- **DATA RECORDS**:
-------------------------
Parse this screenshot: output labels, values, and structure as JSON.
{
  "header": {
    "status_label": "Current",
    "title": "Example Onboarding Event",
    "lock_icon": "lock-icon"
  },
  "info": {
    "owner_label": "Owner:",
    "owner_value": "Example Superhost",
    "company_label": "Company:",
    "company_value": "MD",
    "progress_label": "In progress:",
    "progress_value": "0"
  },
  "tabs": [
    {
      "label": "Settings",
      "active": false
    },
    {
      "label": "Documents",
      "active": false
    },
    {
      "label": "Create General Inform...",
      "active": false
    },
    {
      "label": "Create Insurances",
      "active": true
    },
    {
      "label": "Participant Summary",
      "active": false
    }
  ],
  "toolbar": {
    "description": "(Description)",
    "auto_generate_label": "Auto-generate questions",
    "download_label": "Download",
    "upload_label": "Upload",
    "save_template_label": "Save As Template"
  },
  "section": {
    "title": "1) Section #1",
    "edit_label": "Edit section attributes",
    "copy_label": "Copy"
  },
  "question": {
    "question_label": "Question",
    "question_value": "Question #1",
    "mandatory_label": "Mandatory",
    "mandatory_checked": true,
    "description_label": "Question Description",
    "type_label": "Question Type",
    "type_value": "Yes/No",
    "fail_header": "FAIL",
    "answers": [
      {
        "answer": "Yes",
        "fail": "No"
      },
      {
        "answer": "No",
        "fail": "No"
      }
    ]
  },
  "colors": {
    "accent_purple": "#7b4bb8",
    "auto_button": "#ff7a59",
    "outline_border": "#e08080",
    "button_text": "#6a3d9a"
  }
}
-------------------------
- **REQUEST**: Give back each line above precisely as it stands.

- **THE RESPONSE**:
Parse this screenshot: output labels, values, and structure as JSON.
{
  "header": {
    "status_label": "Current",
    "title": "Example Onboarding Event",
    "lock_icon": "lock-icon"
  },
  "info": {
    "owner_label": "Owner:",
    "owner_value": "Example Superhost",
    "company_label": "Company:",
    "company_value": "MD",
    "progress_label": "In progress:",
    "progress_value": "0"
  },
  "tabs": [
    {
      "label": "Settings",
      "active": false
    },
    {
      "label": "Documents",
      "active": false
    },
    {
      "label": "Create General Inform...",
      "active": false
    },
    {
      "label": "Create Insurances",
      "active": true
    },
    {
      "label": "Participant Summary",
      "active": false
    }
  ],
  "toolbar": {
    "description": "(Description)",
    "auto_generate_label": "Auto-generate questions",
    "download_label": "Download",
    "upload_label": "Upload",
    "save_template_label": "Save As Template"
  },
  "section": {
    "title": "1) Section #1",
    "edit_label": "Edit section attributes",
    "copy_label": "Copy"
  },
  "question": {
    "question_label": "Question",
    "question_value": "Question #1",
    "mandatory_label": "Mandatory",
    "mandatory_checked": true,
    "description_label": "Question Description",
    "type_label": "Question Type",
    "type_value": "Yes/No",
    "fail_header": "FAIL",
    "answers": [
      {
        "answer": "Yes",
        "fail": "No"
      },
      {
        "answer": "No",
        "fail": "No"
      }
    ]
  },
  "colors": {
    "accent_purple": "#7b4bb8",
    "auto_button": "#ff7a59",
    "outline_border": "#e08080",
    "button_text": "#6a3d9a"
  }
}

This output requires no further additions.